Start PASSAGE

= Poonguzhali =

Fictional character from Ponniyin Selvan

Poonguzhali is a fictional character from the Tamil historical novel, Ponniyin Selvan, written by Kalki Krishnamurthy. Poonguzhali is the niece of Mandakini Devi. She was the wife of Senthan Amuthan, who later became Uttama Chola. Their marriage made Poonguzhali the aunt of Arulmozhi Varman. She was a friend of Vallavaraiyan Vandiyadevan, who was one of the protagonists in the novel. Aishwarya Lekshmi portrayed the character in PS-1 and PS-2.

==Early life==
Poonguzhali was born in Ariyalur.

End PASSAGE
Start GIVEN RECORDS

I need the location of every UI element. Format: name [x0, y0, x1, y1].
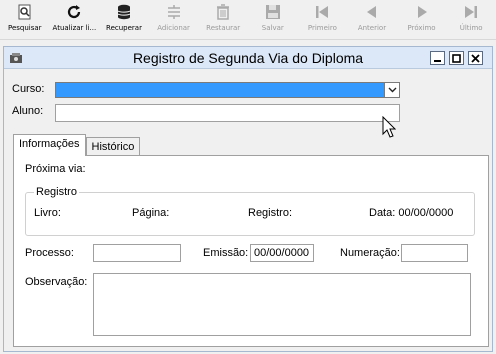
livro-label: Livro:	[34, 207, 61, 219]
refresh-list-button[interactable]: Atualizar li...	[50, 0, 100, 40]
maximize-button[interactable]	[449, 51, 464, 65]
add-button-label: Adicionar	[157, 24, 190, 32]
last-button-label: Último	[459, 24, 483, 32]
registro-group-title: Registro	[34, 186, 79, 198]
close-icon	[471, 53, 480, 63]
save-button-label: Salvar	[261, 24, 284, 32]
pagina-label: Página:	[132, 207, 170, 219]
proxima-via-label: Próxima via:	[25, 163, 86, 175]
curso-dropdown-button[interactable]	[384, 83, 399, 97]
observacao-label: Observação:	[25, 276, 88, 288]
first-icon	[316, 6, 329, 18]
curso-combobox[interactable]	[55, 82, 400, 98]
first-button[interactable]: Primeiro	[298, 0, 348, 40]
tab-strip: Informações Histórico	[13, 134, 141, 156]
previous-icon	[366, 6, 376, 18]
refresh-icon	[68, 5, 81, 19]
first-button-label: Primeiro	[307, 24, 337, 32]
add-icon	[167, 5, 180, 19]
minimize-button[interactable]	[430, 51, 445, 65]
save-button[interactable]: Salvar	[248, 0, 298, 40]
recover-button[interactable]: Recuperar	[99, 0, 149, 40]
mouse-cursor-icon	[382, 116, 396, 138]
restore-button[interactable]: Restaurar	[198, 0, 248, 40]
previous-button[interactable]: Anterior	[347, 0, 397, 40]
next-button[interactable]: Próximo	[397, 0, 447, 40]
emissao-input[interactable]: 00/00/0000	[250, 244, 314, 262]
trash-icon	[217, 4, 230, 20]
main-toolbar: Pesquisar Atualizar li... Recuperar Adic…	[0, 0, 496, 40]
processo-input[interactable]	[93, 244, 181, 262]
informacoes-panel: Próxima via: Registro Livro: Página: Reg…	[13, 155, 489, 347]
registro-group: Registro Livro: Página: Registro: Data: …	[25, 186, 475, 236]
processo-label: Processo:	[25, 247, 74, 259]
next-button-label: Próximo	[407, 24, 436, 32]
search-button-label: Pesquisar	[8, 24, 42, 32]
last-icon	[465, 6, 478, 18]
numeracao-label: Numeração:	[340, 247, 400, 259]
last-button[interactable]: Último	[446, 0, 496, 40]
add-button[interactable]: Adicionar	[149, 0, 199, 40]
tab-informacoes[interactable]: Informações	[13, 134, 86, 156]
registro-label: Registro:	[248, 207, 293, 219]
close-button[interactable]	[468, 51, 483, 65]
search-doc-icon	[18, 4, 31, 20]
data-label: Data: 00/00/0000	[369, 207, 454, 219]
minimize-icon	[434, 59, 441, 62]
aluno-input[interactable]	[55, 104, 400, 122]
refresh-list-button-label: Atualizar li...	[52, 24, 97, 32]
maximize-icon	[452, 53, 461, 63]
restore-button-label: Restaurar	[206, 24, 241, 32]
next-icon	[417, 6, 427, 18]
emissao-label: Emissão:	[203, 247, 249, 259]
save-icon	[265, 5, 280, 19]
recover-button-label: Recuperar	[106, 24, 142, 32]
chevron-down-icon	[388, 87, 396, 93]
numeracao-input[interactable]	[401, 244, 468, 262]
previous-button-label: Anterior	[357, 24, 387, 32]
observacao-textarea[interactable]	[93, 273, 471, 336]
search-button[interactable]: Pesquisar	[0, 0, 50, 40]
window-title: Registro de Segunda Via do Diploma	[132, 50, 364, 66]
tab-historico[interactable]: Histórico	[85, 137, 141, 156]
diploma-window: Registro de Segunda Via do Diploma Curso…	[3, 46, 493, 352]
database-icon	[117, 4, 131, 20]
window-titlebar[interactable]: Registro de Segunda Via do Diploma	[4, 47, 492, 69]
curso-label: Curso:	[12, 83, 45, 95]
aluno-label: Aluno:	[12, 105, 44, 117]
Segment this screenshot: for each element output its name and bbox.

End GIVEN RECORDS

## EXERCISE:
Using the passage on Poonguzhali, decide whether each statement agrees with it: (a) Poonguzhali was born in Ariyalur; (b) Poonguzhali is the daughter of Mandakini Devi; (c) Aishwarya Lekshmi wrote Ponniyin Selvan. Answer yes or no for each, and quote the words that decide it. The records aren't needed for this.

## RESPONSE:
(a) Yes: "Poonguzhali was born in Ariyalur."
(b) No: "Poonguzhali is the niece of Mandakini Devi."
(c) No: "written by Kalki Krishnamurthy" and "Aishwarya Lekshmi portrayed the character in PS-1 and PS-2."